▶ Exercise task:
Give the listing again with every "Group2" replaced by "Group B" and nothing else altered, leaving out the pictures.

▶ Listed records:

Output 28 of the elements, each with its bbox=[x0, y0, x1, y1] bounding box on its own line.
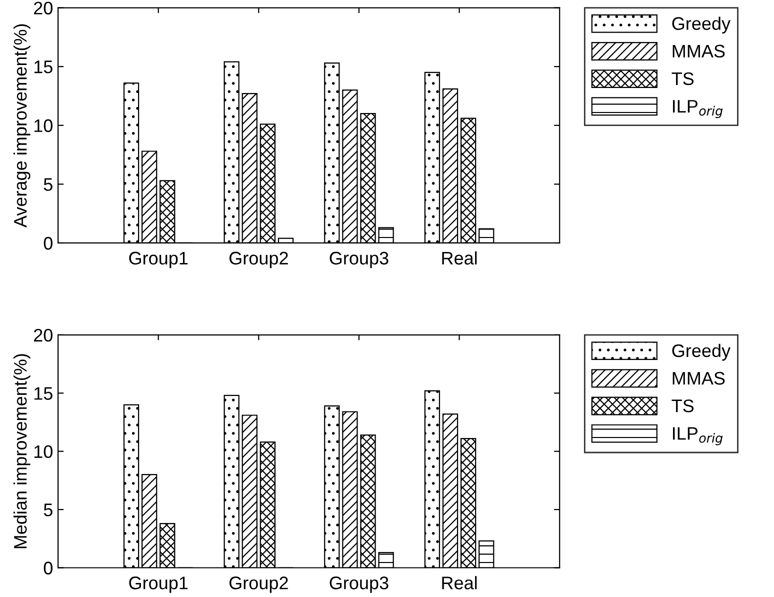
y-tick-label: 0 bbox=[44, 236, 52, 250]
y-tick-label: 15 bbox=[34, 60, 52, 74]
y-axis-title: Median improvement(%) bbox=[14, 354, 30, 548]
y-tick-label: 15 bbox=[34, 387, 52, 400]
y-axis-title: Average improvement(%) bbox=[14, 24, 30, 228]
x-tick-label: Group2 bbox=[229, 252, 288, 268]
legend-label: TS bbox=[672, 72, 694, 86]
y-tick-label: 10 bbox=[34, 445, 52, 458]
legend-label: TS bbox=[672, 399, 694, 412]
y-tick-label: 5 bbox=[44, 178, 52, 191]
x-tick-label: Group3 bbox=[330, 252, 388, 268]
x-tick-label: Group1 bbox=[129, 252, 188, 268]
legend-label: MMAS bbox=[672, 372, 725, 385]
legend-label: ILP$_{orig}$ bbox=[673, 427, 723, 446]
x-tick-label: Group2 bbox=[229, 576, 288, 593]
legend-label: Greedy bbox=[672, 16, 731, 34]
x-tick-label: Group3 bbox=[330, 576, 388, 593]
legend-label: MMAS bbox=[672, 44, 725, 58]
text: Greedy bbox=[672, 344, 731, 361]
legend-label: ILP$_{orig}$ bbox=[673, 100, 723, 118]
y-tick-label: 0 bbox=[44, 562, 52, 574]
x-tick-label: Real bbox=[442, 576, 477, 590]
x-tick-label: Real bbox=[442, 251, 477, 265]
y-tick-label: 10 bbox=[34, 119, 52, 132]
y-tick-label: 20 bbox=[34, 2, 52, 14]
y-tick-label: 20 bbox=[34, 328, 52, 342]
y-tick-label: 5 bbox=[44, 504, 52, 516]
x-tick-label: Group1 bbox=[129, 576, 188, 593]
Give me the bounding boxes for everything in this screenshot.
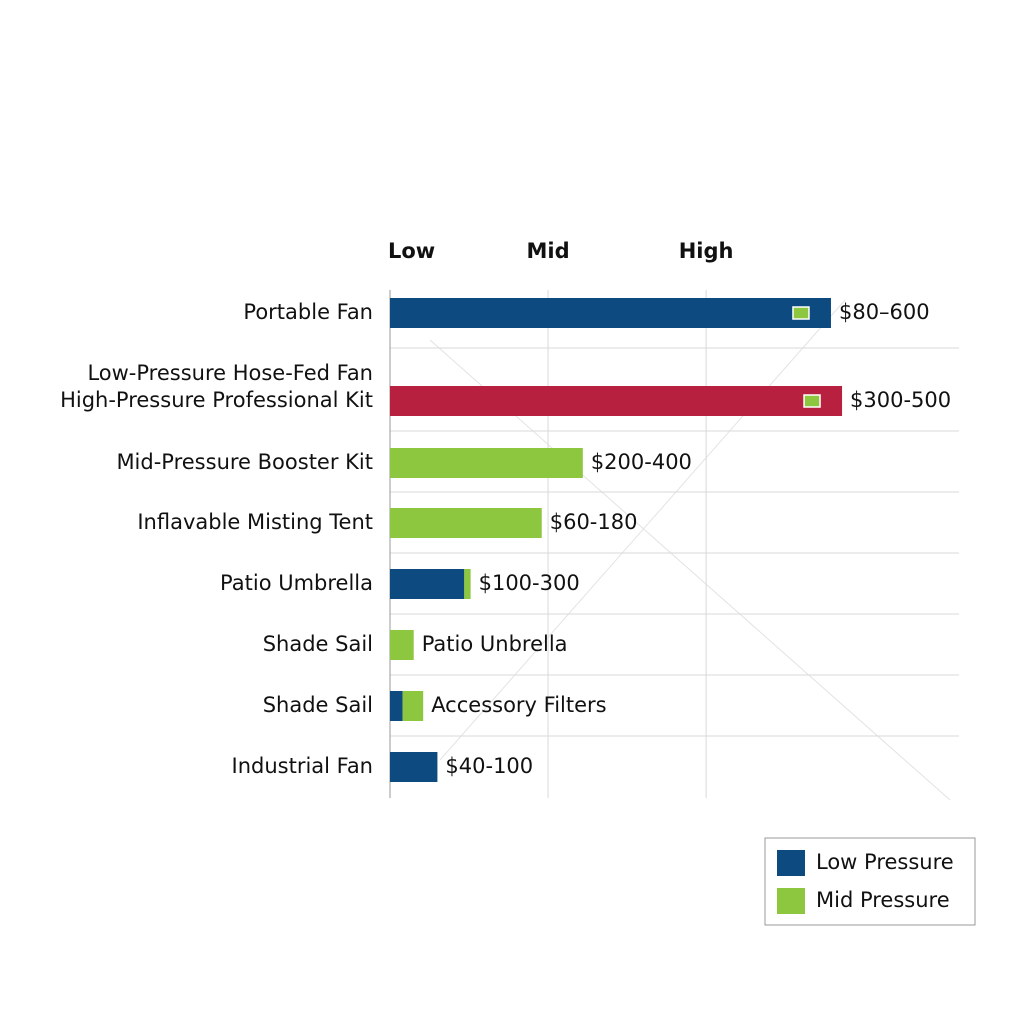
bar [464,569,471,599]
bar [390,508,542,538]
y-tick-label: Portable Fan [243,300,373,324]
y-tick-label: Patio Umbrella [220,571,373,595]
y-tick-label: Shade Sail [263,693,373,717]
x-tick-label: Low [388,239,435,263]
legend-swatch [777,888,805,914]
bar-label: $300-500 [850,388,951,412]
decor-line [439,299,846,761]
bar-label: $80–600 [839,300,930,324]
bar [402,691,424,721]
y-tick-label: Low-Pressure Hose-Fed Fan [87,361,373,385]
bar [390,752,438,782]
bar [390,448,583,478]
bar [390,569,465,599]
bar-label: $200-400 [591,450,692,474]
bar [390,630,414,660]
legend-label: Low Pressure [816,850,954,874]
y-tick-label: Inflavable Misting Tent [137,510,373,534]
x-tick-label: High [679,239,734,263]
bar-label: Patio Unbrella [422,632,568,656]
bar [390,386,843,416]
bar-label: Accessory Filters [431,693,606,717]
y-tick-label: High-Pressure Professional Kit [60,388,373,412]
bar-label: $40-100 [445,754,533,778]
bar-label: $100-300 [479,571,580,595]
legend-swatch [777,850,805,876]
legend-label: Mid Pressure [816,888,950,912]
y-tick-label: Mid-Pressure Booster Kit [116,450,373,474]
bar [390,298,831,328]
bar [390,691,403,721]
y-tick-label: Shade Sail [263,632,373,656]
bar-icon [792,306,810,320]
decor-line [429,339,951,801]
x-tick-label: Mid [526,239,569,263]
y-tick-label: Industrial Fan [232,754,374,778]
bar-icon [803,394,821,408]
bar-label: $60-180 [550,510,638,534]
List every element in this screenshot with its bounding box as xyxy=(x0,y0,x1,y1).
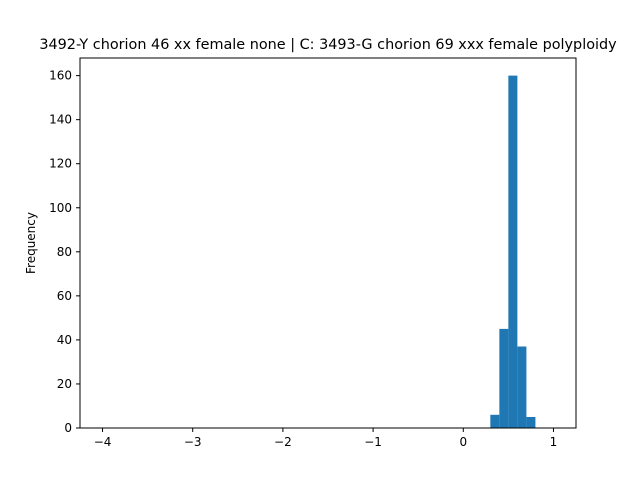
chart-title: 3492-Y chorion 46 xx female none | C: 34… xyxy=(39,37,617,53)
histogram-bar-3 xyxy=(517,346,527,428)
x-tick-label-4: 0 xyxy=(459,435,467,449)
y-tick-label-0: 0 xyxy=(64,421,72,435)
histogram-bar-0 xyxy=(490,414,500,428)
x-tick-label-3: −1 xyxy=(364,435,382,449)
y-tick-label-7: 140 xyxy=(49,113,72,127)
x-tick-label-1: −3 xyxy=(184,435,202,449)
y-tick-label-2: 40 xyxy=(57,333,72,347)
y-tick-label-1: 20 xyxy=(57,377,72,391)
histogram-bar-2 xyxy=(508,75,518,429)
x-tick-label-5: 1 xyxy=(550,435,558,449)
bars-group xyxy=(490,75,536,429)
x-tick-label-0: −4 xyxy=(94,435,112,449)
x-axis-ticks: −4 −3 −2 −1 0 1 xyxy=(94,428,558,449)
y-tick-label-8: 160 xyxy=(49,69,72,83)
plot-frame xyxy=(79,57,577,429)
histogram-bar-1 xyxy=(499,328,509,428)
x-tick-label-2: −2 xyxy=(274,435,292,449)
y-tick-label-4: 80 xyxy=(57,245,72,259)
y-axis-ticks: 0 20 40 60 80 100 120 140 160 xyxy=(49,69,80,435)
y-tick-label-5: 100 xyxy=(49,201,72,215)
histogram-bar-4 xyxy=(526,416,536,428)
y-tick-label-3: 60 xyxy=(57,289,72,303)
y-tick-label-6: 120 xyxy=(49,157,72,171)
y-axis-label: Frequency xyxy=(24,212,38,274)
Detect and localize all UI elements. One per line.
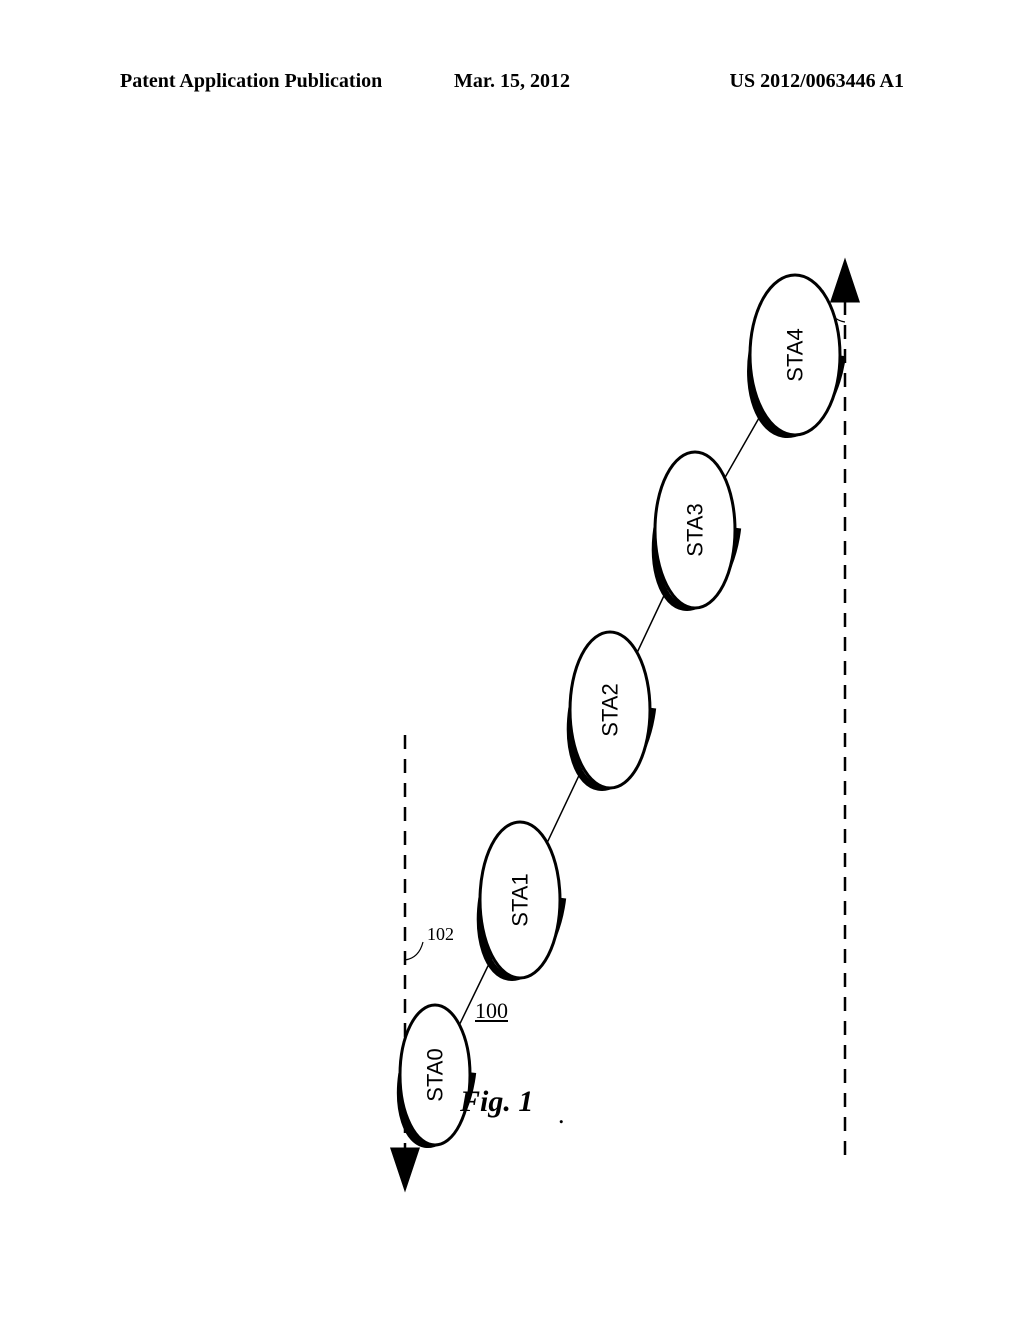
figure-1: 101102STA0STA1STA2STA3STA4 Fig. 1 . 100 [0,0,1024,1320]
node-label-sta2: STA2 [598,683,623,736]
page: Patent Application Publication Mar. 15, … [0,0,1024,1320]
node-label-sta4: STA4 [783,328,808,381]
figure-caption: Fig. 1 [460,1085,533,1119]
figure-svg: 101102STA0STA1STA2STA3STA4 [180,120,960,1220]
node-label-sta0: STA0 [423,1048,448,1101]
figure-caption-dot: . [558,1100,565,1130]
node-label-sta1: STA1 [508,873,533,926]
ref-102: 102 [427,924,454,944]
node-label-sta3: STA3 [683,503,708,556]
ref-100: 100 [475,998,508,1024]
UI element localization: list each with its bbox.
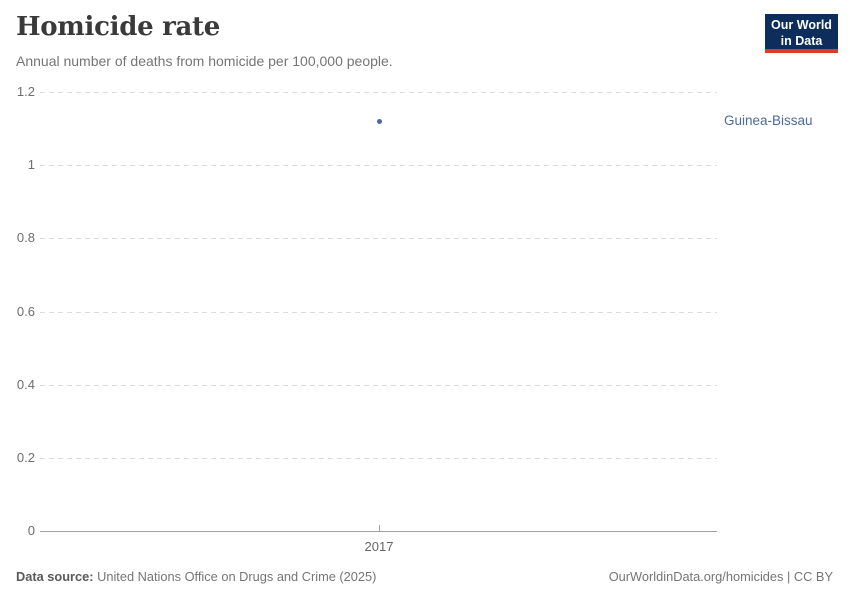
gridline: [40, 384, 717, 386]
y-axis-tick-label: 0.8: [16, 230, 35, 246]
gridline: [40, 311, 717, 313]
x-axis-tick-mark: [379, 525, 380, 532]
y-axis-tick-label: 1: [27, 157, 35, 173]
owid-logo-line2: in Data: [780, 34, 823, 48]
y-axis-tick-label: 0: [27, 523, 35, 538]
data-source: Data source: United Nations Office on Dr…: [16, 569, 376, 584]
data-source-label: Data source:: [16, 569, 94, 584]
footer-credit-link[interactable]: OurWorldinData.org/homicides | CC BY: [608, 569, 833, 584]
gridline: [40, 457, 717, 459]
owid-logo[interactable]: Our World in Data: [765, 14, 838, 53]
y-axis-tick-label: 0.6: [16, 303, 35, 319]
gridline: [40, 238, 717, 240]
chart-title: Homicide rate: [16, 12, 220, 42]
entity-label-guinea-bissau[interactable]: Guinea-Bissau: [724, 113, 813, 129]
x-axis-tick-label: 2017: [364, 539, 394, 554]
data-point[interactable]: [377, 118, 382, 124]
chart-footer: Data source: United Nations Office on Dr…: [16, 569, 833, 584]
data-source-value: United Nations Office on Drugs and Crime…: [97, 569, 377, 584]
y-axis-tick-label: 0.4: [16, 376, 35, 392]
y-axis-tick-label: 0.2: [16, 449, 35, 465]
gridline: [40, 165, 717, 167]
owid-logo-line1: Our World: [771, 18, 832, 32]
chart-subtitle: Annual number of deaths from homicide pe…: [16, 53, 393, 69]
y-axis-tick-label: 1.2: [16, 84, 35, 99]
gridline: [40, 92, 717, 93]
x-axis-line: [40, 531, 717, 532]
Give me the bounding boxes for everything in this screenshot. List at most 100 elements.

▶ Result:
Output 28 of the elements, each with its bbox=[x0, y0, x1, y1] bounding box on its own line.
y-tick-label: 0 bbox=[44, 236, 52, 250]
y-tick-label: 15 bbox=[34, 60, 52, 74]
y-axis-title: Median improvement(%) bbox=[14, 354, 30, 548]
y-tick-label: 15 bbox=[34, 387, 52, 400]
y-axis-title: Average improvement(%) bbox=[14, 24, 30, 228]
x-tick-label: Group B bbox=[229, 252, 288, 268]
legend-label: TS bbox=[672, 72, 694, 86]
y-tick-label: 10 bbox=[34, 445, 52, 458]
legend-label: TS bbox=[672, 399, 694, 412]
y-tick-label: 5 bbox=[44, 178, 52, 191]
x-tick-label: Group3 bbox=[330, 252, 388, 268]
x-tick-label: Group1 bbox=[129, 252, 188, 268]
legend-label: MMAS bbox=[672, 372, 725, 385]
legend-label: ILP$_{orig}$ bbox=[673, 427, 723, 446]
x-tick-label: Group B bbox=[229, 576, 288, 593]
legend-label: Greedy bbox=[672, 16, 731, 34]
x-tick-label: Group3 bbox=[330, 576, 388, 593]
legend-label: MMAS bbox=[672, 44, 725, 58]
text: Greedy bbox=[672, 344, 731, 361]
legend-label: ILP$_{orig}$ bbox=[673, 100, 723, 118]
y-tick-label: 0 bbox=[44, 562, 52, 574]
x-tick-label: Real bbox=[442, 576, 477, 590]
x-tick-label: Real bbox=[442, 251, 477, 265]
y-tick-label: 10 bbox=[34, 119, 52, 132]
y-tick-label: 20 bbox=[34, 2, 52, 14]
y-tick-label: 20 bbox=[34, 328, 52, 342]
y-tick-label: 5 bbox=[44, 504, 52, 516]
x-tick-label: Group1 bbox=[129, 576, 188, 593]
Give me the bounding boxes for everything in this screenshot.
bar [464,569,471,599]
bar [390,508,542,538]
y-tick-label: Portable Fan [243,300,373,324]
y-tick-label: Patio Umbrella [220,571,373,595]
y-tick-label: Shade Sail [263,693,373,717]
x-tick-label: Low [388,239,435,263]
legend-swatch [777,888,805,914]
bar-label: $300-500 [850,388,951,412]
decor-line [439,299,846,761]
bar-label: $80–600 [839,300,930,324]
bar [402,691,424,721]
y-tick-label: Low-Pressure Hose-Fed Fan [87,361,373,385]
bar [390,752,438,782]
bar [390,448,583,478]
bar [390,569,465,599]
bar-label: $200-400 [591,450,692,474]
bar [390,630,414,660]
legend-label: Low Pressure [816,850,954,874]
y-tick-label: Inflavable Misting Tent [137,510,373,534]
x-tick-label: High [679,239,734,263]
bar-label: Patio Unbrella [422,632,568,656]
bar [390,386,843,416]
bar-label: Accessory Filters [431,693,606,717]
y-tick-label: High-Pressure Professional Kit [60,388,373,412]
bar-label: $40-100 [445,754,533,778]
bar-label: $100-300 [479,571,580,595]
legend-swatch [777,850,805,876]
legend-label: Mid Pressure [816,888,950,912]
y-tick-label: Mid-Pressure Booster Kit [116,450,373,474]
bar [390,298,831,328]
bar [390,691,403,721]
y-tick-label: Shade Sail [263,632,373,656]
bar-icon [792,306,810,320]
decor-line [429,339,951,801]
x-tick-label: Mid [526,239,569,263]
y-tick-label: Industrial Fan [232,754,374,778]
bar-icon [803,394,821,408]
bar-label: $60-180 [550,510,638,534]
List every element in this screenshot with its bounding box as xyxy=(x0,y0,x1,y1).
chart-title: 3492-Y chorion 46 xx female none | C: 34… xyxy=(39,37,617,53)
histogram-bar-3 xyxy=(517,346,527,428)
x-tick-label-4: 0 xyxy=(459,435,467,449)
y-tick-label-0: 0 xyxy=(64,421,72,435)
histogram-bar-0 xyxy=(490,414,500,428)
x-tick-label-3: −1 xyxy=(364,435,382,449)
y-tick-label-7: 140 xyxy=(49,113,72,127)
x-tick-label-1: −3 xyxy=(184,435,202,449)
y-tick-label-2: 40 xyxy=(57,333,72,347)
y-tick-label-1: 20 xyxy=(57,377,72,391)
histogram-bar-2 xyxy=(508,75,518,429)
x-tick-label-5: 1 xyxy=(550,435,558,449)
bars-group xyxy=(490,75,536,429)
x-tick-label-0: −4 xyxy=(94,435,112,449)
x-axis-ticks: −4 −3 −2 −1 0 1 xyxy=(94,428,558,449)
y-tick-label-8: 160 xyxy=(49,69,72,83)
plot-frame xyxy=(79,57,577,429)
histogram-bar-1 xyxy=(499,328,509,428)
x-tick-label-2: −2 xyxy=(274,435,292,449)
y-tick-label-4: 80 xyxy=(57,245,72,259)
y-axis-ticks: 0 20 40 60 80 100 120 140 160 xyxy=(49,69,80,435)
y-tick-label-5: 100 xyxy=(49,201,72,215)
histogram-bar-4 xyxy=(526,416,536,428)
y-tick-label-3: 60 xyxy=(57,289,72,303)
y-tick-label-6: 120 xyxy=(49,157,72,171)
y-axis-label: Frequency xyxy=(24,212,38,274)
Detect and localize all UI elements. One per line.
figure-1: 101102STA0STA1STA2STA3STA4 Fig. 1 . 100 [0,0,1024,1320]
node-label-sta2: STA2 [598,683,623,736]
page: Patent Application Publication Mar. 15, … [0,0,1024,1320]
node-label-sta4: STA4 [783,328,808,381]
figure-caption: Fig. 1 [460,1085,533,1119]
figure-svg: 101102STA0STA1STA2STA3STA4 [180,120,960,1220]
node-label-sta0: STA0 [423,1048,448,1101]
figure-caption-dot: . [558,1100,565,1130]
node-label-sta1: STA1 [508,873,533,926]
ref-102: 102 [427,924,454,944]
node-label-sta3: STA3 [683,503,708,556]
ref-100: 100 [475,998,508,1024]
UI element localization: list each with its bbox.
gridline: [40, 384, 717, 386]
y-axis-tick-label: 0.8: [16, 230, 35, 246]
gridline: [40, 311, 717, 313]
x-axis-tick-mark: [379, 525, 380, 532]
y-axis-tick-label: 1: [27, 157, 35, 173]
owid-logo-line2: in Data: [780, 34, 823, 48]
y-axis-tick-label: 0: [27, 523, 35, 538]
data-source: Data source: United Nations Office on Dr…: [16, 569, 376, 584]
data-source-label: Data source:: [16, 569, 94, 584]
footer-credit-link[interactable]: OurWorldinData.org/homicides | CC BY: [608, 569, 833, 584]
gridline: [40, 457, 717, 459]
owid-logo[interactable]: Our World in Data: [765, 14, 838, 53]
y-axis-tick-label: 0.6: [16, 303, 35, 319]
gridline: [40, 238, 717, 240]
chart-title: Homicide rate: [16, 12, 220, 42]
entity-label-guinea-bissau[interactable]: Guinea-Bissau: [724, 113, 813, 129]
x-axis-tick-label: 2017: [364, 539, 394, 554]
data-point[interactable]: [377, 118, 382, 124]
chart-footer: Data source: United Nations Office on Dr…: [16, 569, 833, 584]
data-source-value: United Nations Office on Drugs and Crime…: [97, 569, 377, 584]
y-axis-tick-label: 0.4: [16, 376, 35, 392]
y-axis-tick-label: 0.2: [16, 449, 35, 465]
gridline: [40, 165, 717, 167]
owid-logo-line1: Our World: [771, 18, 832, 32]
chart-subtitle: Annual number of deaths from homicide pe…: [16, 53, 393, 69]
y-axis-tick-label: 1.2: [16, 84, 35, 99]
gridline: [40, 92, 717, 93]
x-axis-line: [40, 531, 717, 532]
Give me the bounding boxes for everything in this screenshot. List at most 100 elements.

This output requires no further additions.